▸ Required work: Sift the material for lines containing "依法应由被保险人支付的赔偿金额", and return them.

------------------------------------

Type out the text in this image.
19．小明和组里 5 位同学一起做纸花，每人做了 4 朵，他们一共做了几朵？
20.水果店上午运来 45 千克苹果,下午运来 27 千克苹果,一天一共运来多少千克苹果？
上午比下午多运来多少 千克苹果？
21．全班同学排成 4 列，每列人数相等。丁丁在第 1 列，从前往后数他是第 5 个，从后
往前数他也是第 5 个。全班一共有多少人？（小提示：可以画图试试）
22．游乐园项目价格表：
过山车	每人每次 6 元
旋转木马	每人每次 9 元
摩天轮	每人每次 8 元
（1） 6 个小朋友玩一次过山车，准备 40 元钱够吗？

------------------------------------

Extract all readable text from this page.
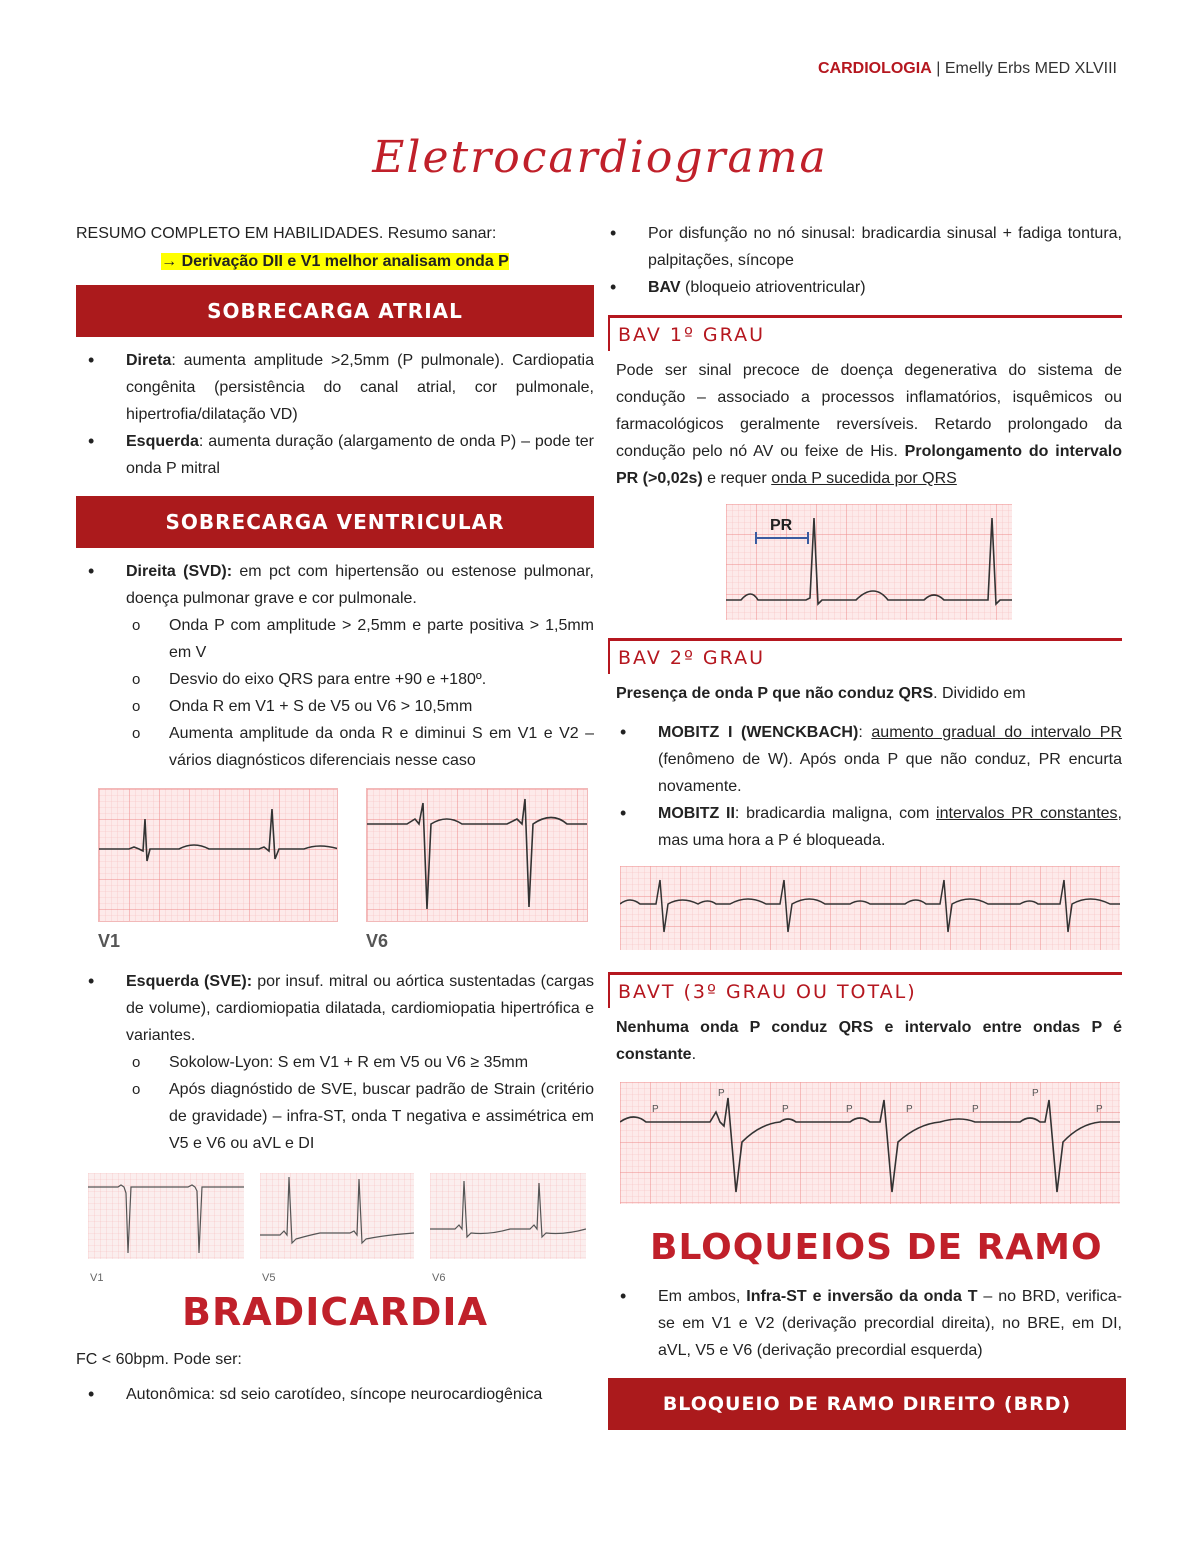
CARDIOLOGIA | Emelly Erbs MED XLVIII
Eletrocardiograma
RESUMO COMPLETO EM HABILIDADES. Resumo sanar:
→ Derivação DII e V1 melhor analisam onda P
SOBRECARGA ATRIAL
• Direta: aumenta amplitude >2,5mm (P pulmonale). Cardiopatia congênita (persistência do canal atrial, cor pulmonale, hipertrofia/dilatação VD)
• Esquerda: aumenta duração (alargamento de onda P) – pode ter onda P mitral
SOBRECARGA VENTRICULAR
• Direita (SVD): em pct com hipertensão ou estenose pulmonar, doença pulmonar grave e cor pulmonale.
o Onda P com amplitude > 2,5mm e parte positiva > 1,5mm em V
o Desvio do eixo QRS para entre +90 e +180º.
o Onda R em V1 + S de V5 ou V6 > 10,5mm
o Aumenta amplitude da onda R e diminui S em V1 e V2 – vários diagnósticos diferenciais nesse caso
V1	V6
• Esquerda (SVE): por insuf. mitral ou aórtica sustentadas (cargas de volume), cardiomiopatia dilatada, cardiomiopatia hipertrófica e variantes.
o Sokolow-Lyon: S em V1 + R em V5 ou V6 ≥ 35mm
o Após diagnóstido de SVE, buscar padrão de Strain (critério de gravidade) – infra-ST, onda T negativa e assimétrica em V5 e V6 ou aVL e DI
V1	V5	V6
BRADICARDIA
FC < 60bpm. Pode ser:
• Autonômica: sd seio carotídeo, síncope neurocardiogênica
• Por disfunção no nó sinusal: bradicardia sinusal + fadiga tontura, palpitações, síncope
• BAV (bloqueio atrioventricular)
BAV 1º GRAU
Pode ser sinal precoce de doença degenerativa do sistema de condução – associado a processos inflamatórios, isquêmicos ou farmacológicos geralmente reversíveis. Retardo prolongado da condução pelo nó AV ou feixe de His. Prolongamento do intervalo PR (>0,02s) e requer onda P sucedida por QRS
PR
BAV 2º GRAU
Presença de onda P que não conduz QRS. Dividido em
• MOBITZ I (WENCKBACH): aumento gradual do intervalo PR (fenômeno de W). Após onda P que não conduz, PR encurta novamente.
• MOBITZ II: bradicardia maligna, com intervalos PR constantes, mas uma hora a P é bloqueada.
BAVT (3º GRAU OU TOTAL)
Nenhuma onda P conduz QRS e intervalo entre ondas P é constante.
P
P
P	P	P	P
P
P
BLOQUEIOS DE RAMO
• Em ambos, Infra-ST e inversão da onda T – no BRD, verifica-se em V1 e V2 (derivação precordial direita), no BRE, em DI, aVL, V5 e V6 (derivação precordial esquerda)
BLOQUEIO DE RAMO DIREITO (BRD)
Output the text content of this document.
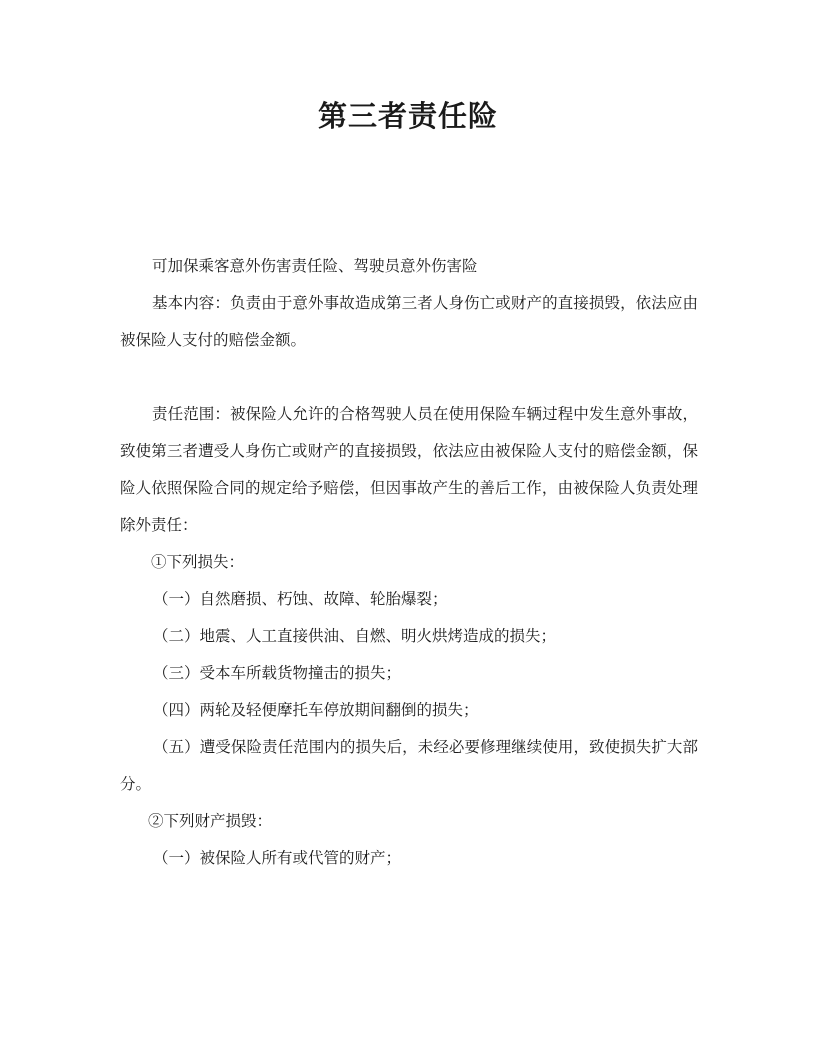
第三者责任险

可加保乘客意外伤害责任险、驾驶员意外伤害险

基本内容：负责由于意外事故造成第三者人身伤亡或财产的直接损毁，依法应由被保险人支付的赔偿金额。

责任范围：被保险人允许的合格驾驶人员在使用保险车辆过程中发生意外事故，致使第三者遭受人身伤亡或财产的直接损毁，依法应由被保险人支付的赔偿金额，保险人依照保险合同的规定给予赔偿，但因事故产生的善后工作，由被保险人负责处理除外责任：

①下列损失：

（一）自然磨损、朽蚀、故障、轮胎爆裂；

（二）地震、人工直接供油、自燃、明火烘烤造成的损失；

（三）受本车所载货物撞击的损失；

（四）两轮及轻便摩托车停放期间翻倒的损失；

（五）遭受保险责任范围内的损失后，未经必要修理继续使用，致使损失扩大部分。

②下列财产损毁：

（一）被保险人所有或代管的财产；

------------------------------------

▸ Exercise response:
基本内容：负责由于意外事故造成第三者人身伤亡或财产的直接损毁，依法应由被保险人支付的赔偿金额。
责任范围：被保险人允许的合格驾驶人员在使用保险车辆过程中发生意外事故，致使第三者遭受人身伤亡或财产的直接损毁，依法应由被保险人支付的赔偿金额，保险人依照保险合同的规定给予赔偿，但因事故产生的善后工作，由被保险人负责处理除外责任：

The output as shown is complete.